[PROBLEM TO WORK ON]
Scan the records for the string "price"; copy each line where it occurs.

* Begin PROVIDED INFORMATION *

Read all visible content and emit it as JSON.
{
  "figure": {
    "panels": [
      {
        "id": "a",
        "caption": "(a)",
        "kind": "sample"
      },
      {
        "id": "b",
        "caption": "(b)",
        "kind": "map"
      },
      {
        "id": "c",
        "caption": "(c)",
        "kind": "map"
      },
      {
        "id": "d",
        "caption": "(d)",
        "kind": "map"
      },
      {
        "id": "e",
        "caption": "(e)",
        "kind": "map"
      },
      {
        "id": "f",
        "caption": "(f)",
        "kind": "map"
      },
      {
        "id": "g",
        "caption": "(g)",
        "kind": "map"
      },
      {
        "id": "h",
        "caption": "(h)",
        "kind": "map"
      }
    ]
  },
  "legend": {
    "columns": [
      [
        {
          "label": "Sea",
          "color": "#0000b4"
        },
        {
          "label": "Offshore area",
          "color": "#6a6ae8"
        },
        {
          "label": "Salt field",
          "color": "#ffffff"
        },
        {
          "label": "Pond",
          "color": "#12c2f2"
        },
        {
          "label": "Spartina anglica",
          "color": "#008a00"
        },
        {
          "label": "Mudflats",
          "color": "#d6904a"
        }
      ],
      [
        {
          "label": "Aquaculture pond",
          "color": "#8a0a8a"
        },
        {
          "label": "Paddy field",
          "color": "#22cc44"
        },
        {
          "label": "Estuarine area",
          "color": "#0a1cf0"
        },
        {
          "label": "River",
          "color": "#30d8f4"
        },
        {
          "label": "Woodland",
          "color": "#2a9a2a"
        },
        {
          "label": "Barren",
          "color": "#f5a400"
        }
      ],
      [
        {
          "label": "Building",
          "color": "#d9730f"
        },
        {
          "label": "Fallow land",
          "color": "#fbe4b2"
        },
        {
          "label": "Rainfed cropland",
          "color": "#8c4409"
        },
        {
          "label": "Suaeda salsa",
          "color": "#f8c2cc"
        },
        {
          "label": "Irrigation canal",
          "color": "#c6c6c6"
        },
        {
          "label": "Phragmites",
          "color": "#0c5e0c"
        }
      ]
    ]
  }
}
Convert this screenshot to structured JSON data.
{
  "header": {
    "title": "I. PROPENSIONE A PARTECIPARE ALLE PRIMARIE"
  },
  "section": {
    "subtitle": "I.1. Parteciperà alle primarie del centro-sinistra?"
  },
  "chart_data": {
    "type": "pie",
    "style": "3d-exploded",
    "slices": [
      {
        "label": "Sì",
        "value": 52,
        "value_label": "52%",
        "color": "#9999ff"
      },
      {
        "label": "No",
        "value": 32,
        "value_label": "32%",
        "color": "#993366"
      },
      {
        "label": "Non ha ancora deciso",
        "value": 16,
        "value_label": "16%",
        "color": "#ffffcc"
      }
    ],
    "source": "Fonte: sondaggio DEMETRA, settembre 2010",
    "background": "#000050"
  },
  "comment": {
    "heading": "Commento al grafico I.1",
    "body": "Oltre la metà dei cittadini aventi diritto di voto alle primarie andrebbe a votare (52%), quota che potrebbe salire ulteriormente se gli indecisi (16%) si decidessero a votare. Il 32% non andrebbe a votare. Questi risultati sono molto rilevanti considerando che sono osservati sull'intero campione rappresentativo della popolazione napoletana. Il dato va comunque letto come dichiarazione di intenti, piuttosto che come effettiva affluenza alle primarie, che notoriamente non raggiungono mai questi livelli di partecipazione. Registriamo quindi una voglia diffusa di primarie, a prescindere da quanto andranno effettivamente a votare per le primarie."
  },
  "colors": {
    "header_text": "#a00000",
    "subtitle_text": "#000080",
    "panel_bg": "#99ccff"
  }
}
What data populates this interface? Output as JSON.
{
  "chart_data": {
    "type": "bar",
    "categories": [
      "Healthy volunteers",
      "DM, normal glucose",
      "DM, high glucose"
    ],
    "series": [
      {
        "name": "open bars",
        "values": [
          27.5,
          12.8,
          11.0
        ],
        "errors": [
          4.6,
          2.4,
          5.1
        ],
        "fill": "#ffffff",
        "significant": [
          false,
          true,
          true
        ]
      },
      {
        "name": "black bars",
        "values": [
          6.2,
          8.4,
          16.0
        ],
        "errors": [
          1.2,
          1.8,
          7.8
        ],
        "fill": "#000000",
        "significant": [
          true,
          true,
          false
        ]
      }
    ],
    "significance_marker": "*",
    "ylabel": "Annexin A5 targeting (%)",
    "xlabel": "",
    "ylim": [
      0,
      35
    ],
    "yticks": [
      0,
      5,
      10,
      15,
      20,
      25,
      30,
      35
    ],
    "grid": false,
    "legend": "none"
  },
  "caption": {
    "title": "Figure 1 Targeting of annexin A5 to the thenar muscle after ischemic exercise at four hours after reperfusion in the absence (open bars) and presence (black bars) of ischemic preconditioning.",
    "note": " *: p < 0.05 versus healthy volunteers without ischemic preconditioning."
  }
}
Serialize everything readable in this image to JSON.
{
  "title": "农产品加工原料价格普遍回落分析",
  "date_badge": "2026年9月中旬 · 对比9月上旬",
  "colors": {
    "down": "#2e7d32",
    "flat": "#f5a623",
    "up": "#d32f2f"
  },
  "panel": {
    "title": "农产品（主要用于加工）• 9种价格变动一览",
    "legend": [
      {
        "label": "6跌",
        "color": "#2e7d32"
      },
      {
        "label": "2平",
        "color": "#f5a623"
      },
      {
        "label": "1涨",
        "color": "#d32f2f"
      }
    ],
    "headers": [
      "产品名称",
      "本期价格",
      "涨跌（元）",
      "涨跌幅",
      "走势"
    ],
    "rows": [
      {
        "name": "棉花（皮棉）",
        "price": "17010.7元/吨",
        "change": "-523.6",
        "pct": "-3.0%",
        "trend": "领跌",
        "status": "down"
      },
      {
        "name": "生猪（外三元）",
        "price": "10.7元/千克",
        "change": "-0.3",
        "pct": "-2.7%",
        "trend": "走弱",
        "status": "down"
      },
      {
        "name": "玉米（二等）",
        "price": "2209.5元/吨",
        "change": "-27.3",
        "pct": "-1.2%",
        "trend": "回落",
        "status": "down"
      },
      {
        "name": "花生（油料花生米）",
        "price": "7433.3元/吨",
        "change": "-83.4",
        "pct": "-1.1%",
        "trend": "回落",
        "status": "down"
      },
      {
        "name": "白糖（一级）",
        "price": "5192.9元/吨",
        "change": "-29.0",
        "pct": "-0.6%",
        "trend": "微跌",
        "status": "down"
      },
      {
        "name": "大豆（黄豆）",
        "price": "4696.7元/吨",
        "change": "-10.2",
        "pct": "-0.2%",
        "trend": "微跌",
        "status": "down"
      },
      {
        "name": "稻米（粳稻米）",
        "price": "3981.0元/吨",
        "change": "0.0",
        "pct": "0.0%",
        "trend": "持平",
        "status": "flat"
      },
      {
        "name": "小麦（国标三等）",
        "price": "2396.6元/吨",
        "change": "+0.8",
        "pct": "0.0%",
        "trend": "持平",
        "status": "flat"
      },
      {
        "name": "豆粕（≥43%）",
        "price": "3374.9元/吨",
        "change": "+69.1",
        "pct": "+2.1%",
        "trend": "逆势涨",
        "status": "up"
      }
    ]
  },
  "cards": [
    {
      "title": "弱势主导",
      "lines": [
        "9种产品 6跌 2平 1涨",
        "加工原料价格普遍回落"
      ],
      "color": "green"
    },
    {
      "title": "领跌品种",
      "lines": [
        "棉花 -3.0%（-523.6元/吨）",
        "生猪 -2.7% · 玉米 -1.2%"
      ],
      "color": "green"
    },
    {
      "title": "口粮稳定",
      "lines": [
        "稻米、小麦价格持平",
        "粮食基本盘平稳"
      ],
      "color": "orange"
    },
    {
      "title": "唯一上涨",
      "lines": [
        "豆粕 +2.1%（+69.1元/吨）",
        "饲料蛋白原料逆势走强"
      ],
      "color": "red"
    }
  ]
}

* End PROVIDED INFORMATION *

[COMPLETE RESPONSE]
        "price": "17010.7元/吨",
        "price": "10.7元/千克",
        "price": "2209.5元/吨",
        "price": "7433.3元/吨",
        "price": "5192.9元/吨",
        "price": "4696.7元/吨",
        "price": "3981.0元/吨",
        "price": "2396.6元/吨",
        "price": "3374.9元/吨",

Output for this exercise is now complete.